» Task
Your task is to transcribe the records exactly, skipping every image.

## START Supplied entries

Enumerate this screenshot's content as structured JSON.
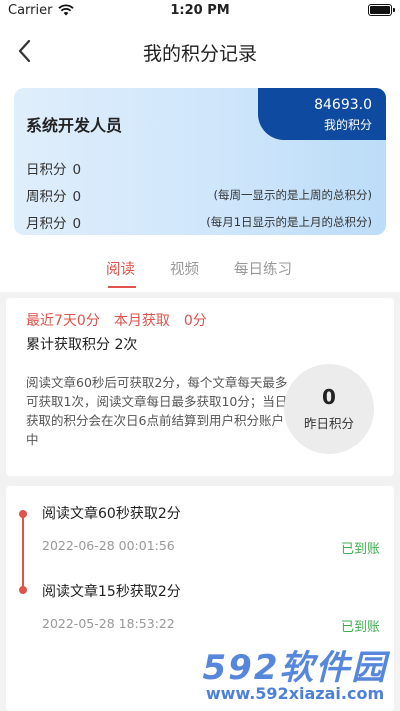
{
  "status_bar": {
    "carrier": "Carrier",
    "time": "1:20 PM"
  },
  "nav": {
    "title": "我的积分记录"
  },
  "card": {
    "name": "系统开发人员",
    "points_value": "84693.0",
    "points_label": "我的积分",
    "daily_label": "日积分",
    "daily_value": "0",
    "weekly_label": "周积分",
    "weekly_value": "0",
    "weekly_note": "(每周一显示的是上周的总积分)",
    "monthly_label": "月积分",
    "monthly_value": "0",
    "monthly_note": "(每月1日显示的是上月的总积分)"
  },
  "tabs": [
    {
      "label": "阅读",
      "active": true
    },
    {
      "label": "视频",
      "active": false
    },
    {
      "label": "每日练习",
      "active": false
    }
  ],
  "summary": {
    "last7_label": "最近7天0分",
    "month_label": "本月获取",
    "month_value": "0分",
    "total": "累计获取积分 2次",
    "description": "阅读文章60秒后可获取2分，每个文章每天最多可获取1次，阅读文章每日最多获取10分；当日获取的积分会在次日6点前结算到用户积分账户中",
    "yesterday_value": "0",
    "yesterday_label": "昨日积分"
  },
  "records": [
    {
      "title": "阅读文章60秒获取2分",
      "date": "2022-06-28 00:01:56",
      "status": "已到账"
    },
    {
      "title": "阅读文章15秒获取2分",
      "date": "2022-05-28 18:53:22",
      "status": "已到账"
    }
  ],
  "watermark": {
    "brand": "592软件园",
    "url": "www.592xiazai.com"
  },
  "colors": {
    "accent": "#e0524a",
    "badge": "#0f4aa1",
    "success": "#3fae50"
  }
}
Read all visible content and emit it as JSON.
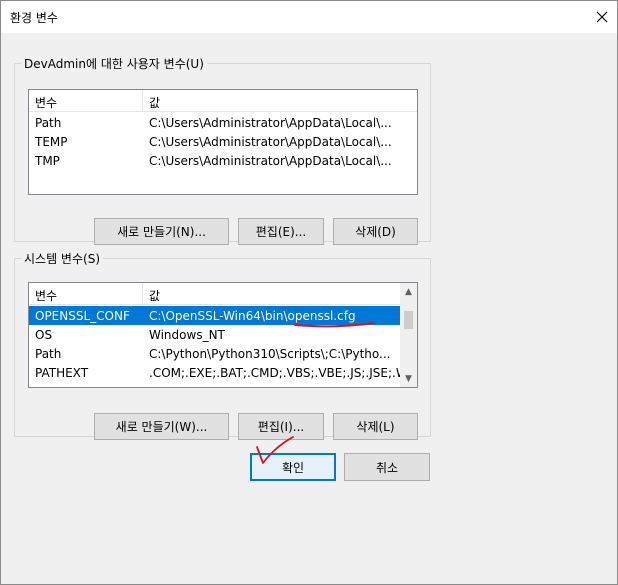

## END Supplied entries

» Expected answer
Enumerate this screenshot's content as structured JSON.
{
  "status_bar": {
    "carrier": "Carrier",
    "time": "1:20 PM"
  },
  "nav": {
    "title": "我的积分记录"
  },
  "card": {
    "name": "系统开发人员",
    "points_value": "84693.0",
    "points_label": "我的积分",
    "daily_label": "日积分",
    "daily_value": "0",
    "weekly_label": "周积分",
    "weekly_value": "0",
    "weekly_note": "(每周一显示的是上周的总积分)",
    "monthly_label": "月积分",
    "monthly_value": "0",
    "monthly_note": "(每月1日显示的是上月的总积分)"
  },
  "tabs": [
    {
      "label": "阅读",
      "active": true
    },
    {
      "label": "视频",
      "active": false
    },
    {
      "label": "每日练习",
      "active": false
    }
  ],
  "summary": {
    "last7_label": "最近7天0分",
    "month_label": "本月获取",
    "month_value": "0分",
    "total": "累计获取积分 2次",
    "description": "阅读文章60秒后可获取2分，每个文章每天最多可获取1次，阅读文章每日最多获取10分；当日获取的积分会在次日6点前结算到用户积分账户中",
    "yesterday_value": "0",
    "yesterday_label": "昨日积分"
  },
  "records": [
    {
      "title": "阅读文章60秒获取2分",
      "date": "2022-06-28 00:01:56",
      "status": "已到账"
    },
    {
      "title": "阅读文章15秒获取2分",
      "date": "2022-05-28 18:53:22",
      "status": "已到账"
    }
  ],
  "watermark": {
    "brand": "592软件园",
    "url": "www.592xiazai.com"
  },
  "colors": {
    "accent": "#e0524a",
    "badge": "#0f4aa1",
    "success": "#3fae50"
  }
}
Read all visible content and emit it as JSON.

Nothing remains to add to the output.